[Start Input material]

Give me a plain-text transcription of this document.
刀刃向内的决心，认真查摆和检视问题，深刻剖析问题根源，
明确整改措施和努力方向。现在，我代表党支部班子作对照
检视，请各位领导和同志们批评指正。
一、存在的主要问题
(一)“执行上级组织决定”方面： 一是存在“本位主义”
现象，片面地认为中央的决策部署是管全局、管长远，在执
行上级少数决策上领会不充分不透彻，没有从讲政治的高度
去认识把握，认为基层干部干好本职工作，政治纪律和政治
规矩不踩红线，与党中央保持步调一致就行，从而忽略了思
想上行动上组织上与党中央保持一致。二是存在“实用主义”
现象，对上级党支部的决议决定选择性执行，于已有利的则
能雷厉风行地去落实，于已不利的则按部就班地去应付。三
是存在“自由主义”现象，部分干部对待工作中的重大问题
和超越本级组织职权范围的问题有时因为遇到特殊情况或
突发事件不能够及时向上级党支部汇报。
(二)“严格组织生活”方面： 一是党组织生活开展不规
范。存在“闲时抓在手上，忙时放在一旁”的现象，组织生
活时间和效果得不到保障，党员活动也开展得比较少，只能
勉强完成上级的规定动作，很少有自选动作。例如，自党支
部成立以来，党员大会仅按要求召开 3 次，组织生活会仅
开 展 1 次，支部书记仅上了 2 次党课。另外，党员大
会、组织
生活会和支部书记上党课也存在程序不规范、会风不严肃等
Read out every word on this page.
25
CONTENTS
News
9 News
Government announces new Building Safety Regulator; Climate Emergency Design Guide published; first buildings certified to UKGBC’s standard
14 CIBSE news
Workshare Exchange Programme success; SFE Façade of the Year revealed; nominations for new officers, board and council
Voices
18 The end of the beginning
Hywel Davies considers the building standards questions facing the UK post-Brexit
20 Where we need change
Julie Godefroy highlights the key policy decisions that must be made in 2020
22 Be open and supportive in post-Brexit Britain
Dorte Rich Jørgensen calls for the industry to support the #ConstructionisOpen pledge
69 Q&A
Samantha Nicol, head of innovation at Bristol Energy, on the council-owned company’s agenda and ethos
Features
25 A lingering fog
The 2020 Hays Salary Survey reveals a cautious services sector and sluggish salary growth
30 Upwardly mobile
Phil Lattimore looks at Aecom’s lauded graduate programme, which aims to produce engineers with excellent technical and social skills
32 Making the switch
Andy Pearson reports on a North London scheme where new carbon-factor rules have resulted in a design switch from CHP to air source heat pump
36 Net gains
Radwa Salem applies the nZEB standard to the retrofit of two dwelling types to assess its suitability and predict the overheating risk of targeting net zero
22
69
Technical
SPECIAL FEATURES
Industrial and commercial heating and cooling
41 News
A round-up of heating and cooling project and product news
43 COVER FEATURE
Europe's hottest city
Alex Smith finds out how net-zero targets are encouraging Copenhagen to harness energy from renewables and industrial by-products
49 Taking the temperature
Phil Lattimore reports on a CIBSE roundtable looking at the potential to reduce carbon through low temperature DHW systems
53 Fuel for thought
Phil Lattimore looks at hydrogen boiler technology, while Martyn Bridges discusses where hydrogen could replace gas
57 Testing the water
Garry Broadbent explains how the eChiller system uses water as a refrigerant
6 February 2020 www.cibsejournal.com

[End Input material]

Task details:
Reproduce all data above, unchanged.

Output below:
Give me a plain-text transcription of this document.
刀刃向内的决心，认真查摆和检视问题，深刻剖析问题根源，
明确整改措施和努力方向。现在，我代表党支部班子作对照
检视，请各位领导和同志们批评指正。
一、存在的主要问题
(一)“执行上级组织决定”方面： 一是存在“本位主义”
现象，片面地认为中央的决策部署是管全局、管长远，在执
行上级少数决策上领会不充分不透彻，没有从讲政治的高度
去认识把握，认为基层干部干好本职工作，政治纪律和政治
规矩不踩红线，与党中央保持步调一致就行，从而忽略了思
想上行动上组织上与党中央保持一致。二是存在“实用主义”
现象，对上级党支部的决议决定选择性执行，于已有利的则
能雷厉风行地去落实，于已不利的则按部就班地去应付。三
是存在“自由主义”现象，部分干部对待工作中的重大问题
和超越本级组织职权范围的问题有时因为遇到特殊情况或
突发事件不能够及时向上级党支部汇报。
(二)“严格组织生活”方面： 一是党组织生活开展不规
范。存在“闲时抓在手上，忙时放在一旁”的现象，组织生
活时间和效果得不到保障，党员活动也开展得比较少，只能
勉强完成上级的规定动作，很少有自选动作。例如，自党支
部成立以来，党员大会仅按要求召开 3 次，组织生活会仅
开 展 1 次，支部书记仅上了 2 次党课。另外，党员大
会、组织
生活会和支部书记上党课也存在程序不规范、会风不严肃等
Read out every word on this page.
25
CONTENTS
News
9 News
Government announces new Building Safety Regulator; Climate Emergency Design Guide published; first buildings certified to UKGBC’s standard
14 CIBSE news
Workshare Exchange Programme success; SFE Façade of the Year revealed; nominations for new officers, board and council
Voices
18 The end of the beginning
Hywel Davies considers the building standards questions facing the UK post-Brexit
20 Where we need change
Julie Godefroy highlights the key policy decisions that must be made in 2020
22 Be open and supportive in post-Brexit Britain
Dorte Rich Jørgensen calls for the industry to support the #ConstructionisOpen pledge
69 Q&A
Samantha Nicol, head of innovation at Bristol Energy, on the council-owned company’s agenda and ethos
Features
25 A lingering fog
The 2020 Hays Salary Survey reveals a cautious services sector and sluggish salary growth
30 Upwardly mobile
Phil Lattimore looks at Aecom’s lauded graduate programme, which aims to produce engineers with excellent technical and social skills
32 Making the switch
Andy Pearson reports on a North London scheme where new carbon-factor rules have resulted in a design switch from CHP to air source heat pump
36 Net gains
Radwa Salem applies the nZEB standard to the retrofit of two dwelling types to assess its suitability and predict the overheating risk of targeting net zero
22
69
Technical
SPECIAL FEATURES
Industrial and commercial heating and cooling
41 News
A round-up of heating and cooling project and product news
43 COVER FEATURE
Europe's hottest city
Alex Smith finds out how net-zero targets are encouraging Copenhagen to harness energy from renewables and industrial by-products
49 Taking the temperature
Phil Lattimore reports on a CIBSE roundtable looking at the potential to reduce carbon through low temperature DHW systems
53 Fuel for thought
Phil Lattimore looks at hydrogen boiler technology, while Martyn Bridges discusses where hydrogen could replace gas
57 Testing the water
Garry Broadbent explains how the eChiller system uses water as a refrigerant
6 February 2020 www.cibsejournal.com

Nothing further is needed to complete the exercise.